**Job:**
Give the material again in full, matching it exactly.

**Records for processing:**
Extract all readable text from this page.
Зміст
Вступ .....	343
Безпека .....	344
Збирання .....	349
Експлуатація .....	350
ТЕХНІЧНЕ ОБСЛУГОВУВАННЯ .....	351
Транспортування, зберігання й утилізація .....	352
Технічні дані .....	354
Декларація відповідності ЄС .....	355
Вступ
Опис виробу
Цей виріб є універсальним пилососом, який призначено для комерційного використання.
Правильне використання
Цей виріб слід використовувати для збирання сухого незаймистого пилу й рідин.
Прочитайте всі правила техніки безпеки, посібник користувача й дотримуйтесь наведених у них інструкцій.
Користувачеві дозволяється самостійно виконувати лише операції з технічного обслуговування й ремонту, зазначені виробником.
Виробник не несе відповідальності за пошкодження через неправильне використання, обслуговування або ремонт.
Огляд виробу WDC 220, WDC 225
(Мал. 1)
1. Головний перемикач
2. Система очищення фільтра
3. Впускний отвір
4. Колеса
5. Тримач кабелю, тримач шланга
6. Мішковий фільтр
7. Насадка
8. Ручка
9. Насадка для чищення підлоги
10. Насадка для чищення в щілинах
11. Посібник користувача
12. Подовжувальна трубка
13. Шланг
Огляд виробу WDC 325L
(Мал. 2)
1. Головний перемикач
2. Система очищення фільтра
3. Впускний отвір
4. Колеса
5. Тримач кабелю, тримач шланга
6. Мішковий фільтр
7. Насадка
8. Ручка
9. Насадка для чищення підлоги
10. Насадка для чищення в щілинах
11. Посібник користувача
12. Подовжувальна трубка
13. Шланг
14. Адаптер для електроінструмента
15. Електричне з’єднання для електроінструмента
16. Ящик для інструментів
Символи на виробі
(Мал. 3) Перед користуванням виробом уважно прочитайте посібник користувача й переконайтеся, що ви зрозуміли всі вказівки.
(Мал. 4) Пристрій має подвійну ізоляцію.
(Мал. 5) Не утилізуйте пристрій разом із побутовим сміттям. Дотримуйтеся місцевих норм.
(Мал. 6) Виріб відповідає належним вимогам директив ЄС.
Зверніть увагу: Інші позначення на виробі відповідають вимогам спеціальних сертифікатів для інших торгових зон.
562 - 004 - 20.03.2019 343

**Exercise answer:**
Extract all readable text from this page.
Зміст
Вступ .....	343
Безпека .....	344
Збирання .....	349
Експлуатація .....	350
ТЕХНІЧНЕ ОБСЛУГОВУВАННЯ .....	351
Транспортування, зберігання й утилізація .....	352
Технічні дані .....	354
Декларація відповідності ЄС .....	355
Вступ
Опис виробу
Цей виріб є універсальним пилососом, який призначено для комерційного використання.
Правильне використання
Цей виріб слід використовувати для збирання сухого незаймистого пилу й рідин.
Прочитайте всі правила техніки безпеки, посібник користувача й дотримуйтесь наведених у них інструкцій.
Користувачеві дозволяється самостійно виконувати лише операції з технічного обслуговування й ремонту, зазначені виробником.
Виробник не несе відповідальності за пошкодження через неправильне використання, обслуговування або ремонт.
Огляд виробу WDC 220, WDC 225
(Мал. 1)
1. Головний перемикач
2. Система очищення фільтра
3. Впускний отвір
4. Колеса
5. Тримач кабелю, тримач шланга
6. Мішковий фільтр
7. Насадка
8. Ручка
9. Насадка для чищення підлоги
10. Насадка для чищення в щілинах
11. Посібник користувача
12. Подовжувальна трубка
13. Шланг
Огляд виробу WDC 325L
(Мал. 2)
1. Головний перемикач
2. Система очищення фільтра
3. Впускний отвір
4. Колеса
5. Тримач кабелю, тримач шланга
6. Мішковий фільтр
7. Насадка
8. Ручка
9. Насадка для чищення підлоги
10. Насадка для чищення в щілинах
11. Посібник користувача
12. Подовжувальна трубка
13. Шланг
14. Адаптер для електроінструмента
15. Електричне з’єднання для електроінструмента
16. Ящик для інструментів
Символи на виробі
(Мал. 3) Перед користуванням виробом уважно прочитайте посібник користувача й переконайтеся, що ви зрозуміли всі вказівки.
(Мал. 4) Пристрій має подвійну ізоляцію.
(Мал. 5) Не утилізуйте пристрій разом із побутовим сміттям. Дотримуйтеся місцевих норм.
(Мал. 6) Виріб відповідає належним вимогам директив ЄС.
Зверніть увагу: Інші позначення на виробі відповідають вимогам спеціальних сертифікатів для інших торгових зон.
562 - 004 - 20.03.2019 343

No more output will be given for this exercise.